Data rows

* START *

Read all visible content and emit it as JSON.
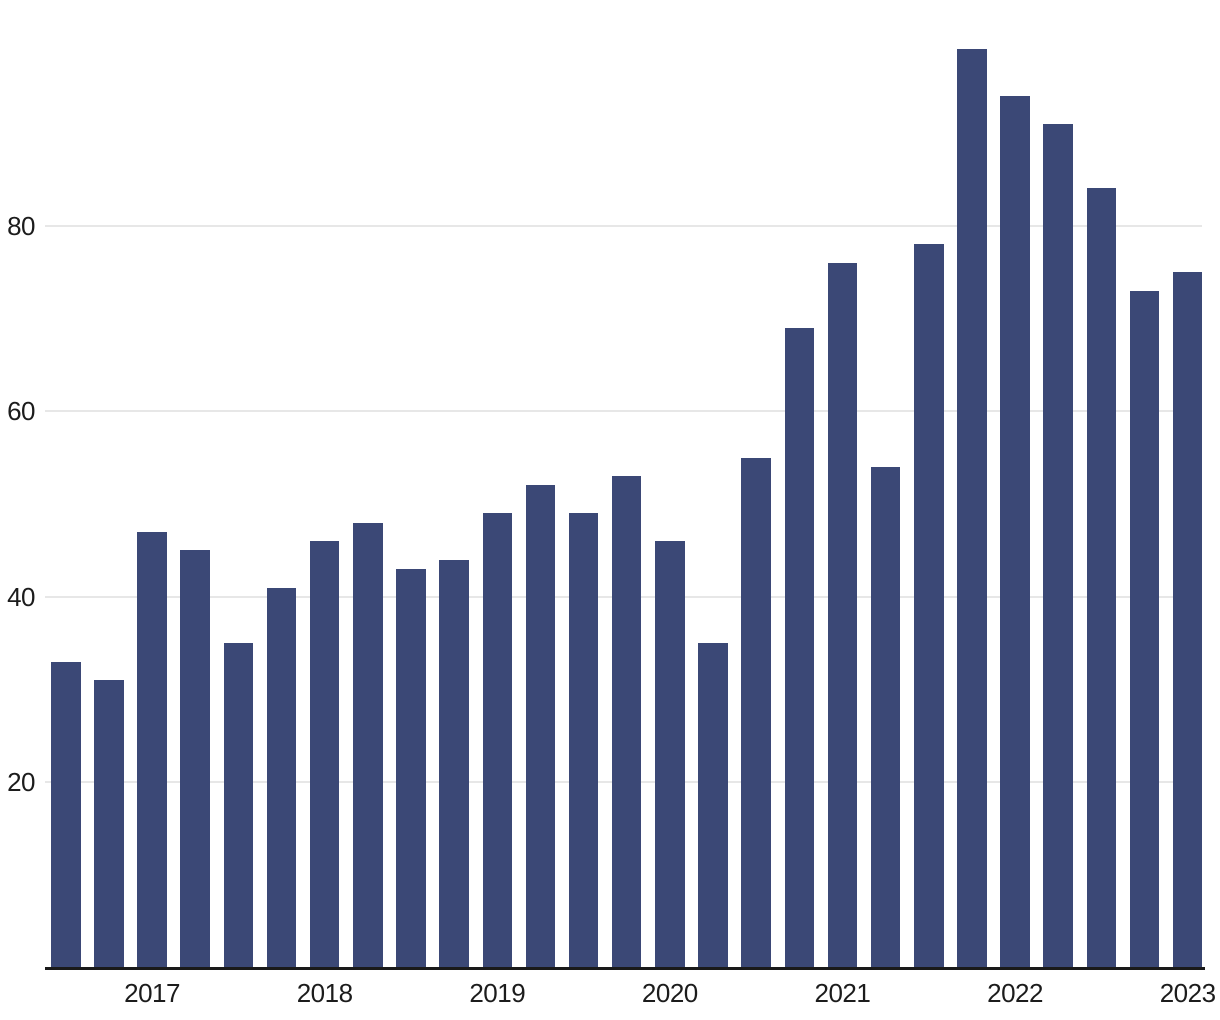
{
  "chart_data": {
    "type": "bar",
    "title": "",
    "xlabel": "",
    "ylabel": "",
    "x": [
      "2016-Q3",
      "2016-Q4",
      "2017-Q1",
      "2017-Q2",
      "2017-Q3",
      "2017-Q4",
      "2018-Q1",
      "2018-Q2",
      "2018-Q3",
      "2018-Q4",
      "2019-Q1",
      "2019-Q2",
      "2019-Q3",
      "2019-Q4",
      "2020-Q1",
      "2020-Q2",
      "2020-Q3",
      "2020-Q4",
      "2021-Q1",
      "2021-Q2",
      "2021-Q3",
      "2021-Q4",
      "2022-Q1",
      "2022-Q2",
      "2022-Q3",
      "2022-Q4",
      "2023-Q1"
    ],
    "values": [
      33,
      31,
      47,
      45,
      35,
      41,
      46,
      48,
      43,
      44,
      49,
      52,
      49,
      53,
      46,
      35,
      55,
      69,
      76,
      54,
      78,
      99,
      94,
      91,
      84,
      73,
      75
    ],
    "x_tick_labels": [
      "2017",
      "2018",
      "2019",
      "2020",
      "2021",
      "2022",
      "2023"
    ],
    "x_tick_bar_indices": [
      2,
      6,
      10,
      14,
      18,
      22,
      26
    ],
    "y_ticks": [
      20,
      40,
      60,
      80
    ],
    "ylim": [
      0,
      104
    ],
    "grid": "horizontal-only",
    "legend": "none",
    "colors": {
      "bar": "#3b4876",
      "gridline": "#e7e7e7",
      "axis": "#1a1a1a",
      "tick_text": "#1c1c1c",
      "background": "#ffffff"
    }
  }
}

* END *

Set problem
Your task is an exact transcription of all the data, minus the pictures.

Answer in full
Read all visible content and emit it as JSON.
{
  "chart_data": {
    "type": "bar",
    "title": "",
    "xlabel": "",
    "ylabel": "",
    "x": [
      "2016-Q3",
      "2016-Q4",
      "2017-Q1",
      "2017-Q2",
      "2017-Q3",
      "2017-Q4",
      "2018-Q1",
      "2018-Q2",
      "2018-Q3",
      "2018-Q4",
      "2019-Q1",
      "2019-Q2",
      "2019-Q3",
      "2019-Q4",
      "2020-Q1",
      "2020-Q2",
      "2020-Q3",
      "2020-Q4",
      "2021-Q1",
      "2021-Q2",
      "2021-Q3",
      "2021-Q4",
      "2022-Q1",
      "2022-Q2",
      "2022-Q3",
      "2022-Q4",
      "2023-Q1"
    ],
    "values": [
      33,
      31,
      47,
      45,
      35,
      41,
      46,
      48,
      43,
      44,
      49,
      52,
      49,
      53,
      46,
      35,
      55,
      69,
      76,
      54,
      78,
      99,
      94,
      91,
      84,
      73,
      75
    ],
    "x_tick_labels": [
      "2017",
      "2018",
      "2019",
      "2020",
      "2021",
      "2022",
      "2023"
    ],
    "x_tick_bar_indices": [
      2,
      6,
      10,
      14,
      18,
      22,
      26
    ],
    "y_ticks": [
      20,
      40,
      60,
      80
    ],
    "ylim": [
      0,
      104
    ],
    "grid": "horizontal-only",
    "legend": "none",
    "colors": {
      "bar": "#3b4876",
      "gridline": "#e7e7e7",
      "axis": "#1a1a1a",
      "tick_text": "#1c1c1c",
      "background": "#ffffff"
    }
  }
}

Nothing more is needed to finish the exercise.